--- start Input rows ---

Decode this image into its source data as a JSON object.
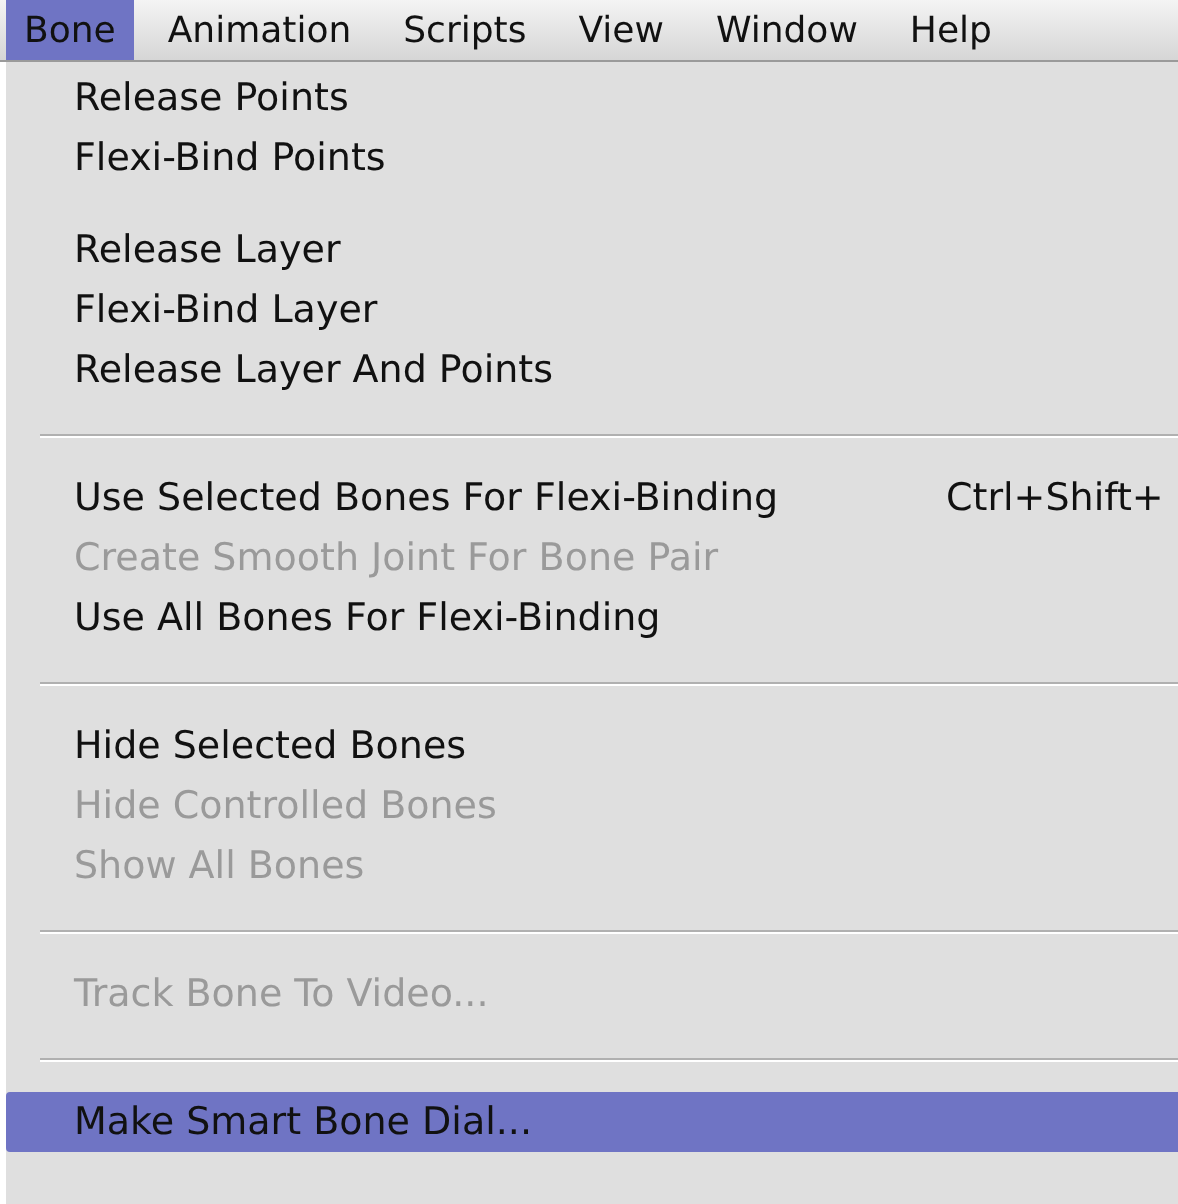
{
  "menu_bar": [
    {
      "label": "Bone",
      "selected": true
    },
    {
      "label": "Animation",
      "selected": false
    },
    {
      "label": "Scripts",
      "selected": false
    },
    {
      "label": "View",
      "selected": false
    },
    {
      "label": "Window",
      "selected": false
    },
    {
      "label": "Help",
      "selected": false
    }
  ],
  "menu": {
    "groups": [
      {
        "divider": false,
        "items": [
          {
            "label": "Release Points",
            "disabled": false,
            "selected": false
          },
          {
            "label": "Flexi-Bind Points",
            "disabled": false,
            "selected": false
          }
        ]
      },
      {
        "divider": false,
        "items": [
          {
            "label": "Release Layer",
            "disabled": false,
            "selected": false
          },
          {
            "label": "Flexi-Bind Layer",
            "disabled": false,
            "selected": false
          },
          {
            "label": "Release Layer And Points",
            "disabled": false,
            "selected": false
          }
        ]
      },
      {
        "divider": true,
        "items": [
          {
            "label": "Use Selected Bones For Flexi-Binding",
            "disabled": false,
            "selected": false,
            "shortcut": "Ctrl+Shift+"
          },
          {
            "label": "Create Smooth Joint For Bone Pair",
            "disabled": true,
            "selected": false
          },
          {
            "label": "Use All Bones For Flexi-Binding",
            "disabled": false,
            "selected": false
          }
        ]
      },
      {
        "divider": true,
        "items": [
          {
            "label": "Hide Selected Bones",
            "disabled": false,
            "selected": false
          },
          {
            "label": "Hide Controlled Bones",
            "disabled": true,
            "selected": false
          },
          {
            "label": "Show All Bones",
            "disabled": true,
            "selected": false
          }
        ]
      },
      {
        "divider": true,
        "items": [
          {
            "label": "Track Bone To Video...",
            "disabled": true,
            "selected": false
          }
        ]
      },
      {
        "divider": true,
        "items": [
          {
            "label": "Make Smart Bone Dial...",
            "disabled": false,
            "selected": true
          }
        ]
      }
    ]
  }
}
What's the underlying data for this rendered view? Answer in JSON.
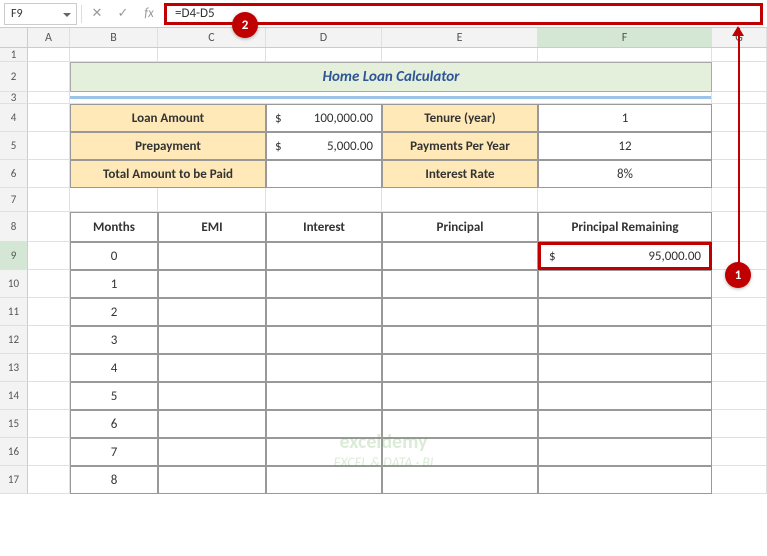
{
  "nameBox": "F9",
  "formula": "=D4-D5",
  "columns": [
    "A",
    "B",
    "C",
    "D",
    "E",
    "F",
    "G"
  ],
  "rowNumbers": [
    "1",
    "2",
    "3",
    "4",
    "5",
    "6",
    "7",
    "8",
    "9",
    "10",
    "11",
    "12",
    "13",
    "14",
    "15",
    "16",
    "17"
  ],
  "title": "Home Loan Calculator",
  "params": {
    "loanAmountLabel": "Loan Amount",
    "loanAmountCurrency": "$",
    "loanAmountValue": "100,000.00",
    "prepaymentLabel": "Prepayment",
    "prepaymentCurrency": "$",
    "prepaymentValue": "5,000.00",
    "totalLabel": "Total Amount to be Paid",
    "tenureLabel": "Tenure (year)",
    "tenureValue": "1",
    "paymentsLabel": "Payments Per Year",
    "paymentsValue": "12",
    "rateLabel": "Interest Rate",
    "rateValue": "8%"
  },
  "tableHeaders": {
    "months": "Months",
    "emi": "EMI",
    "interest": "Interest",
    "principal": "Principal",
    "remaining": "Principal Remaining"
  },
  "months": [
    "0",
    "1",
    "2",
    "3",
    "4",
    "5",
    "6",
    "7",
    "8"
  ],
  "selectedCell": {
    "currency": "$",
    "value": "95,000.00"
  },
  "callouts": {
    "one": "1",
    "two": "2"
  },
  "icons": {
    "cancel": "✕",
    "enter": "✓",
    "fx": "fx"
  },
  "watermark": {
    "brand": "exceldemy",
    "tag": "EXCEL & DATA · BI"
  },
  "chart_data": {
    "type": "table",
    "title": "Home Loan Calculator",
    "inputs": {
      "Loan Amount": 100000.0,
      "Prepayment": 5000.0,
      "Total Amount to be Paid": null,
      "Tenure (year)": 1,
      "Payments Per Year": 12,
      "Interest Rate": 0.08
    },
    "schedule_columns": [
      "Months",
      "EMI",
      "Interest",
      "Principal",
      "Principal Remaining"
    ],
    "schedule_rows": [
      {
        "Months": 0,
        "EMI": null,
        "Interest": null,
        "Principal": null,
        "Principal Remaining": 95000.0
      },
      {
        "Months": 1,
        "EMI": null,
        "Interest": null,
        "Principal": null,
        "Principal Remaining": null
      },
      {
        "Months": 2,
        "EMI": null,
        "Interest": null,
        "Principal": null,
        "Principal Remaining": null
      },
      {
        "Months": 3,
        "EMI": null,
        "Interest": null,
        "Principal": null,
        "Principal Remaining": null
      },
      {
        "Months": 4,
        "EMI": null,
        "Interest": null,
        "Principal": null,
        "Principal Remaining": null
      },
      {
        "Months": 5,
        "EMI": null,
        "Interest": null,
        "Principal": null,
        "Principal Remaining": null
      },
      {
        "Months": 6,
        "EMI": null,
        "Interest": null,
        "Principal": null,
        "Principal Remaining": null
      },
      {
        "Months": 7,
        "EMI": null,
        "Interest": null,
        "Principal": null,
        "Principal Remaining": null
      },
      {
        "Months": 8,
        "EMI": null,
        "Interest": null,
        "Principal": null,
        "Principal Remaining": null
      }
    ],
    "formula_shown": "=D4-D5",
    "active_cell": "F9"
  }
}
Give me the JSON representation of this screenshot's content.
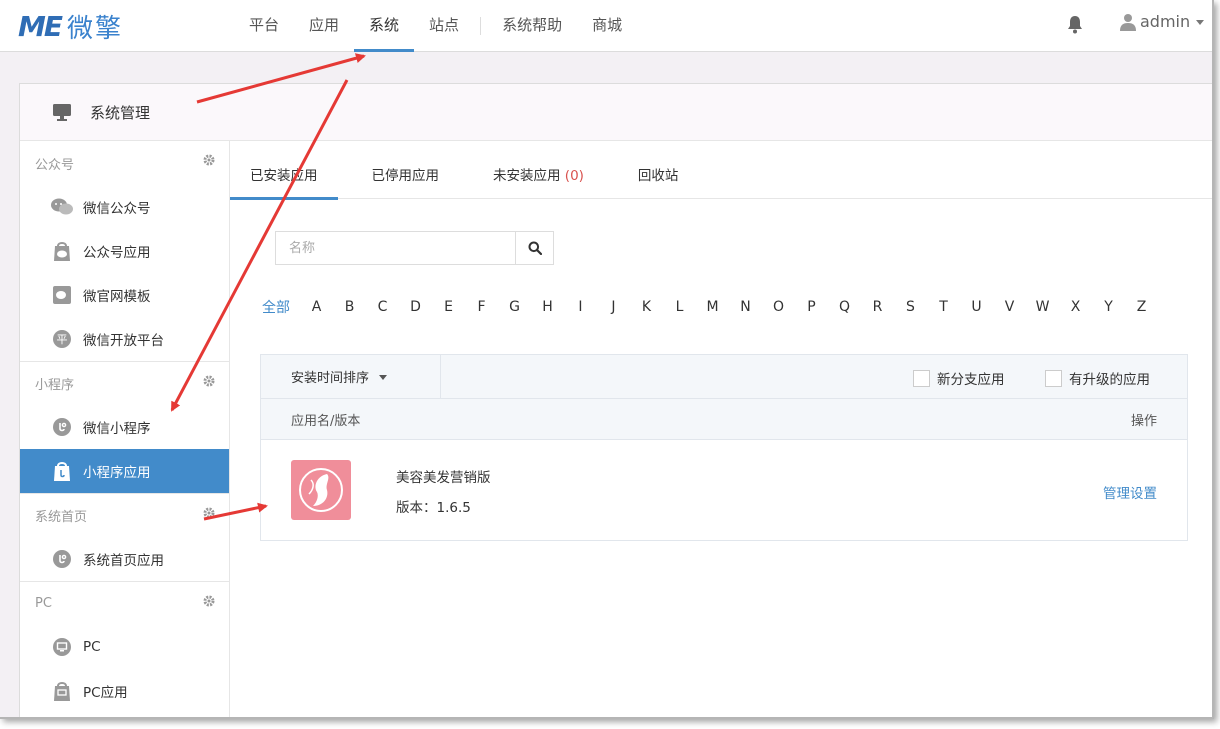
{
  "brand": {
    "mark": "ME",
    "name": "微擎"
  },
  "nav": [
    {
      "label": "平台"
    },
    {
      "label": "应用"
    },
    {
      "label": "系统",
      "active": true
    },
    {
      "label": "站点"
    },
    {
      "label": "系统帮助"
    },
    {
      "label": "商城"
    }
  ],
  "user": {
    "name": "admin"
  },
  "panel": {
    "title": "系统管理"
  },
  "sidebar": {
    "groups": [
      {
        "title": "公众号",
        "items": [
          {
            "label": "微信公众号",
            "icon": "wechat-icon"
          },
          {
            "label": "公众号应用",
            "icon": "bag-icon"
          },
          {
            "label": "微官网模板",
            "icon": "template-icon"
          },
          {
            "label": "微信开放平台",
            "icon": "platform-icon",
            "glyph": "平"
          }
        ]
      },
      {
        "title": "小程序",
        "items": [
          {
            "label": "微信小程序",
            "icon": "miniprogram-icon"
          },
          {
            "label": "小程序应用",
            "icon": "miniprogram-bag-icon",
            "active": true
          }
        ]
      },
      {
        "title": "系统首页",
        "items": [
          {
            "label": "系统首页应用",
            "icon": "miniprogram-icon"
          }
        ]
      },
      {
        "title": "PC",
        "items": [
          {
            "label": "PC",
            "icon": "pc-icon"
          },
          {
            "label": "PC应用",
            "icon": "pc-bag-icon"
          }
        ]
      }
    ]
  },
  "tabs": {
    "installed": "已安装应用",
    "disabled": "已停用应用",
    "uninstalled": "未安装应用",
    "uninstalled_count": "(0)",
    "recycle": "回收站"
  },
  "search": {
    "placeholder": "名称"
  },
  "letters": {
    "all": "全部",
    "items": [
      "A",
      "B",
      "C",
      "D",
      "E",
      "F",
      "G",
      "H",
      "I",
      "J",
      "K",
      "L",
      "M",
      "N",
      "O",
      "P",
      "Q",
      "R",
      "S",
      "T",
      "U",
      "V",
      "W",
      "X",
      "Y",
      "Z"
    ]
  },
  "list": {
    "sort_label": "安装时间排序",
    "filter_new_branch": "新分支应用",
    "filter_upgradable": "有升级的应用",
    "col_name": "应用名/版本",
    "col_action": "操作",
    "rows": [
      {
        "name": "美容美发营销版",
        "version": "版本：1.6.5",
        "action": "管理设置"
      }
    ]
  },
  "colors": {
    "accent": "#428bca",
    "annotation": "#e53935",
    "app_icon_bg": "#f08e9a"
  }
}
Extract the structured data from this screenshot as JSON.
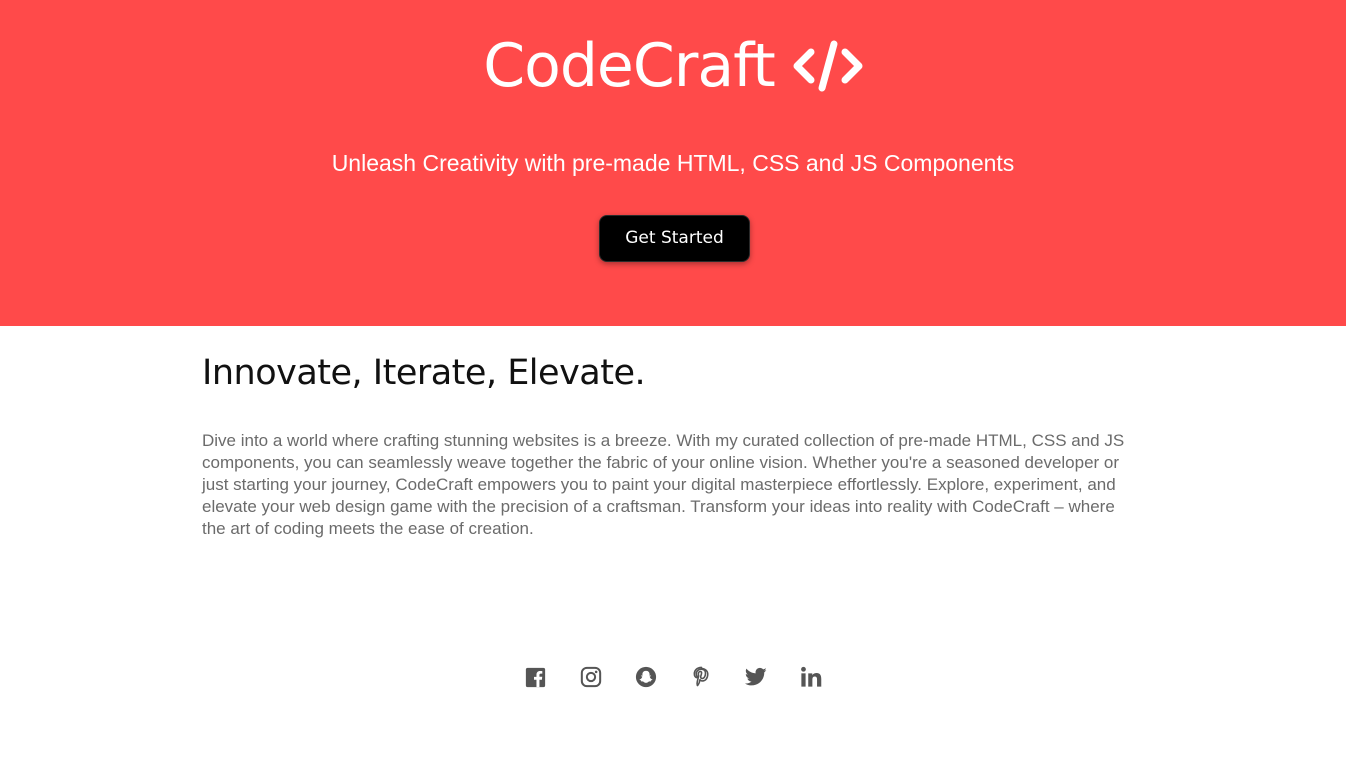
{
  "hero": {
    "brand_name": "CodeCraft",
    "tagline": "Unleash Creativity with pre-made HTML, CSS and JS Components",
    "cta_label": "Get Started",
    "background_color": "#ff4a4a"
  },
  "main": {
    "heading": "Innovate, Iterate, Elevate.",
    "body": "Dive into a world where crafting stunning websites is a breeze. With my curated collection of pre-made HTML, CSS and JS components, you can seamlessly weave together the fabric of your online vision. Whether you're a seasoned developer or just starting your journey, CodeCraft empowers you to paint your digital masterpiece effortlessly. Explore, experiment, and elevate your web design game with the precision of a craftsman. Transform your ideas into reality with CodeCraft – where the art of coding meets the ease of creation."
  },
  "social": {
    "icons": [
      "facebook-icon",
      "instagram-icon",
      "snapchat-icon",
      "pinterest-icon",
      "twitter-icon",
      "linkedin-icon"
    ],
    "icon_color": "#555555"
  }
}
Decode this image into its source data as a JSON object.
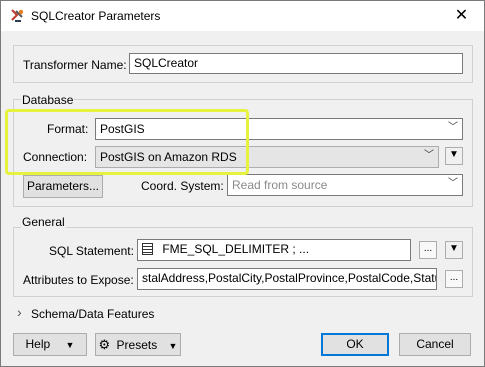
{
  "window": {
    "title": "SQLCreator Parameters",
    "close_glyph": "✕"
  },
  "transformer": {
    "label": "Transformer Name:",
    "value": "SQLCreator"
  },
  "database": {
    "group_title": "Database",
    "format_label": "Format:",
    "format_value": "PostGIS",
    "connection_label": "Connection:",
    "connection_value": "PostGIS on Amazon RDS",
    "parameters_button": "Parameters...",
    "coord_label": "Coord. System:",
    "coord_placeholder": "Read from source"
  },
  "general": {
    "group_title": "General",
    "sql_label": "SQL Statement:",
    "sql_value": "FME_SQL_DELIMITER ; ...",
    "attrs_label": "Attributes to Expose:",
    "attrs_value": "stalAddress,PostalCity,PostalProvince,PostalCode,Status",
    "ellipsis": "..."
  },
  "schema": {
    "label": "Schema/Data Features",
    "chevron": "›"
  },
  "footer": {
    "help": "Help",
    "presets": "Presets",
    "ok": "OK",
    "cancel": "Cancel"
  },
  "colors": {
    "highlight": "#e6f23d",
    "accent": "#0078d7"
  }
}
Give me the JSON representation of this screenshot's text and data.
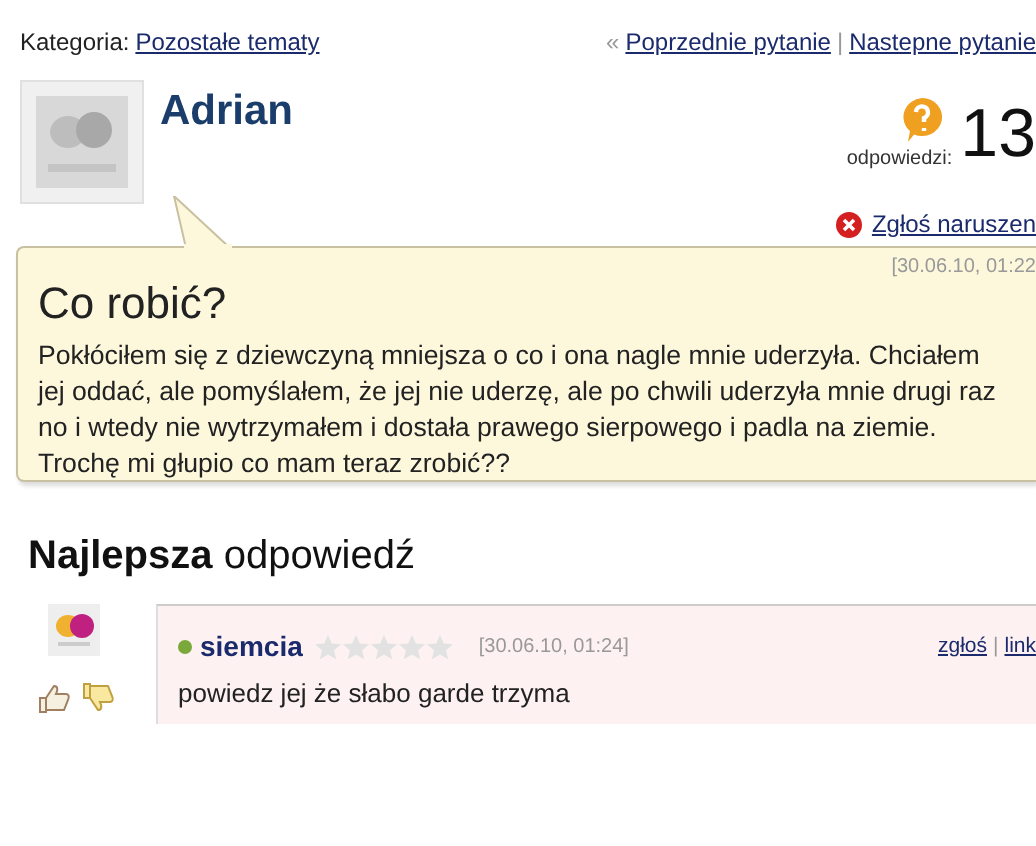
{
  "category": {
    "label": "Kategoria:",
    "link": "Pozostałe tematy"
  },
  "nav": {
    "prev_mark": "«",
    "prev": "Poprzednie pytanie",
    "separator": "|",
    "next": "Nastepne pytanie"
  },
  "question": {
    "author": "Adrian",
    "answers_label": "odpowiedzi:",
    "answers_count": "13",
    "report": "Zgłoś naruszen",
    "date": "[30.06.10, 01:22",
    "title": "Co robić?",
    "body": "Pokłóciłem się z dziewczyną mniejsza o co i ona nagle mnie uderzyła. Chciałem jej oddać, ale pomyślałem, że jej nie uderzę, ale po chwili uderzyła mnie drugi raz no i wtedy nie wytrzymałem i dostała prawego sierpowego i padla na ziemie. Trochę mi głupio co mam teraz zrobić??"
  },
  "best_answer": {
    "heading": "**Najlepsza** odpowiedź",
    "author": "siemcia",
    "online": true,
    "stars": 0,
    "date": "[30.06.10, 01:24]",
    "report": "zgłoś",
    "separator": "|",
    "link": "link",
    "text": "powiedz jej że słabo garde trzyma"
  }
}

--- end Input rows ---

● **Exercise**: Each line in the listing above either holds the string "Total" or does not; state how many do, giving the number only.

● **Written solution**: 2